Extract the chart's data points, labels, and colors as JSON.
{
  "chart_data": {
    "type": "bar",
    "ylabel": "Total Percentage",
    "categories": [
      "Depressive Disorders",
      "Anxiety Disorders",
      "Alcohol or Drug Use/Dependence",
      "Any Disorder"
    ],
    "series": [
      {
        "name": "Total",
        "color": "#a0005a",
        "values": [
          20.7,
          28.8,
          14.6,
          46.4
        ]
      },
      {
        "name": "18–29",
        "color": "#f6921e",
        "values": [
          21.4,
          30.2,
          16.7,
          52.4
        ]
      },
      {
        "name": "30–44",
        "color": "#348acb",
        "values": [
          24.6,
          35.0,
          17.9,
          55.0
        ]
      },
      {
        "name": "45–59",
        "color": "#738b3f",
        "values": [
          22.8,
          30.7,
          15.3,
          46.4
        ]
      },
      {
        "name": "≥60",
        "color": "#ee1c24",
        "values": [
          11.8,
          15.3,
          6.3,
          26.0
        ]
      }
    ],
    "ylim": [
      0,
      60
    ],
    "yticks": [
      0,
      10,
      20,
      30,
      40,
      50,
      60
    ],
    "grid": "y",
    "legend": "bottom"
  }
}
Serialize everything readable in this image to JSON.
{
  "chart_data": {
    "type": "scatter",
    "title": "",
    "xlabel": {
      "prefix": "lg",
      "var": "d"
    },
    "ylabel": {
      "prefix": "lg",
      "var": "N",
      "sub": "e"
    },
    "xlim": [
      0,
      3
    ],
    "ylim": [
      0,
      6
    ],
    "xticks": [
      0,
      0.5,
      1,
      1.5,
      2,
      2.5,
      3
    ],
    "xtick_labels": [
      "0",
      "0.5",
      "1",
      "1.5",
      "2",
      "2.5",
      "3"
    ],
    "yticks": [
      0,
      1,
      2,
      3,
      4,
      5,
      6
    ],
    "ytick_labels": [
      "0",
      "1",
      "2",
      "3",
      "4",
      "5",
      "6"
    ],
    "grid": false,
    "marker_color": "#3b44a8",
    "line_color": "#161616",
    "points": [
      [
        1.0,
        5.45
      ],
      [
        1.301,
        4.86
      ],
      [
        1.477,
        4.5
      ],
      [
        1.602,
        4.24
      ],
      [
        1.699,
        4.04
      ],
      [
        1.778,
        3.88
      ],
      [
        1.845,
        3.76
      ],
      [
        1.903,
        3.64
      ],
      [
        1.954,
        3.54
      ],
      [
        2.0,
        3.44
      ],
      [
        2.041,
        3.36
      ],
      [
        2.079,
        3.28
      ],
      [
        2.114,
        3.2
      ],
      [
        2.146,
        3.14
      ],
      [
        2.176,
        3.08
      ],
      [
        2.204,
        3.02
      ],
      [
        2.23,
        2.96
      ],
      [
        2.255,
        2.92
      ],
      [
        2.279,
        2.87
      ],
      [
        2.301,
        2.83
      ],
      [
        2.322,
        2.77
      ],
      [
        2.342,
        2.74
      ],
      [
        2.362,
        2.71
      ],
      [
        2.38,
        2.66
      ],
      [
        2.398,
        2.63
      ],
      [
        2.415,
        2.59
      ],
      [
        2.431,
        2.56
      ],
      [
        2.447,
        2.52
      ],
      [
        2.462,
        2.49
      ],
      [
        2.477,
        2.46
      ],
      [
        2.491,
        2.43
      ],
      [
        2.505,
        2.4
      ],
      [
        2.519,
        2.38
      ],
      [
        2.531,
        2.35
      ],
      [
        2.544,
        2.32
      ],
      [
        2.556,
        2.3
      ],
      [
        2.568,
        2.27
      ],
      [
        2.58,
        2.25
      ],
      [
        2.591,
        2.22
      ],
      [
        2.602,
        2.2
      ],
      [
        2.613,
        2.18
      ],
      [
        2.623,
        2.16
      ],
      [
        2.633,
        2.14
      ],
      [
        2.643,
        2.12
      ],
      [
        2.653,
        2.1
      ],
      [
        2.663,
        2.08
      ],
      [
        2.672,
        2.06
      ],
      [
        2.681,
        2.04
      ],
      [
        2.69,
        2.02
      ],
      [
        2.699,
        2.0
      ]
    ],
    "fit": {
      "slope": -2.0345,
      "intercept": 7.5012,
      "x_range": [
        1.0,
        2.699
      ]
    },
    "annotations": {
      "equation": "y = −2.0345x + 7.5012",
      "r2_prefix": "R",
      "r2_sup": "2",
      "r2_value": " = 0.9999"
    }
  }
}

= = =

AIM - Print every entry exactly as it appears.

CORRECT RESPONSE -
Extract the chart's data points, labels, and colors as JSON.
{
  "chart_data": {
    "type": "bar",
    "ylabel": "Total Percentage",
    "categories": [
      "Depressive Disorders",
      "Anxiety Disorders",
      "Alcohol or Drug Use/Dependence",
      "Any Disorder"
    ],
    "series": [
      {
        "name": "Total",
        "color": "#a0005a",
        "values": [
          20.7,
          28.8,
          14.6,
          46.4
        ]
      },
      {
        "name": "18–29",
        "color": "#f6921e",
        "values": [
          21.4,
          30.2,
          16.7,
          52.4
        ]
      },
      {
        "name": "30–44",
        "color": "#348acb",
        "values": [
          24.6,
          35.0,
          17.9,
          55.0
        ]
      },
      {
        "name": "45–59",
        "color": "#738b3f",
        "values": [
          22.8,
          30.7,
          15.3,
          46.4
        ]
      },
      {
        "name": "≥60",
        "color": "#ee1c24",
        "values": [
          11.8,
          15.3,
          6.3,
          26.0
        ]
      }
    ],
    "ylim": [
      0,
      60
    ],
    "yticks": [
      0,
      10,
      20,
      30,
      40,
      50,
      60
    ],
    "grid": "y",
    "legend": "bottom"
  }
}
Serialize everything readable in this image to JSON.
{
  "chart_data": {
    "type": "scatter",
    "title": "",
    "xlabel": {
      "prefix": "lg",
      "var": "d"
    },
    "ylabel": {
      "prefix": "lg",
      "var": "N",
      "sub": "e"
    },
    "xlim": [
      0,
      3
    ],
    "ylim": [
      0,
      6
    ],
    "xticks": [
      0,
      0.5,
      1,
      1.5,
      2,
      2.5,
      3
    ],
    "xtick_labels": [
      "0",
      "0.5",
      "1",
      "1.5",
      "2",
      "2.5",
      "3"
    ],
    "yticks": [
      0,
      1,
      2,
      3,
      4,
      5,
      6
    ],
    "ytick_labels": [
      "0",
      "1",
      "2",
      "3",
      "4",
      "5",
      "6"
    ],
    "grid": false,
    "marker_color": "#3b44a8",
    "line_color": "#161616",
    "points": [
      [
        1.0,
        5.45
      ],
      [
        1.301,
        4.86
      ],
      [
        1.477,
        4.5
      ],
      [
        1.602,
        4.24
      ],
      [
        1.699,
        4.04
      ],
      [
        1.778,
        3.88
      ],
      [
        1.845,
        3.76
      ],
      [
        1.903,
        3.64
      ],
      [
        1.954,
        3.54
      ],
      [
        2.0,
        3.44
      ],
      [
        2.041,
        3.36
      ],
      [
        2.079,
        3.28
      ],
      [
        2.114,
        3.2
      ],
      [
        2.146,
        3.14
      ],
      [
        2.176,
        3.08
      ],
      [
        2.204,
        3.02
      ],
      [
        2.23,
        2.96
      ],
      [
        2.255,
        2.92
      ],
      [
        2.279,
        2.87
      ],
      [
        2.301,
        2.83
      ],
      [
        2.322,
        2.77
      ],
      [
        2.342,
        2.74
      ],
      [
        2.362,
        2.71
      ],
      [
        2.38,
        2.66
      ],
      [
        2.398,
        2.63
      ],
      [
        2.415,
        2.59
      ],
      [
        2.431,
        2.56
      ],
      [
        2.447,
        2.52
      ],
      [
        2.462,
        2.49
      ],
      [
        2.477,
        2.46
      ],
      [
        2.491,
        2.43
      ],
      [
        2.505,
        2.4
      ],
      [
        2.519,
        2.38
      ],
      [
        2.531,
        2.35
      ],
      [
        2.544,
        2.32
      ],
      [
        2.556,
        2.3
      ],
      [
        2.568,
        2.27
      ],
      [
        2.58,
        2.25
      ],
      [
        2.591,
        2.22
      ],
      [
        2.602,
        2.2
      ],
      [
        2.613,
        2.18
      ],
      [
        2.623,
        2.16
      ],
      [
        2.633,
        2.14
      ],
      [
        2.643,
        2.12
      ],
      [
        2.653,
        2.1
      ],
      [
        2.663,
        2.08
      ],
      [
        2.672,
        2.06
      ],
      [
        2.681,
        2.04
      ],
      [
        2.69,
        2.02
      ],
      [
        2.699,
        2.0
      ]
    ],
    "fit": {
      "slope": -2.0345,
      "intercept": 7.5012,
      "x_range": [
        1.0,
        2.699
      ]
    },
    "annotations": {
      "equation": "y = −2.0345x + 7.5012",
      "r2_prefix": "R",
      "r2_sup": "2",
      "r2_value": " = 0.9999"
    }
  }
}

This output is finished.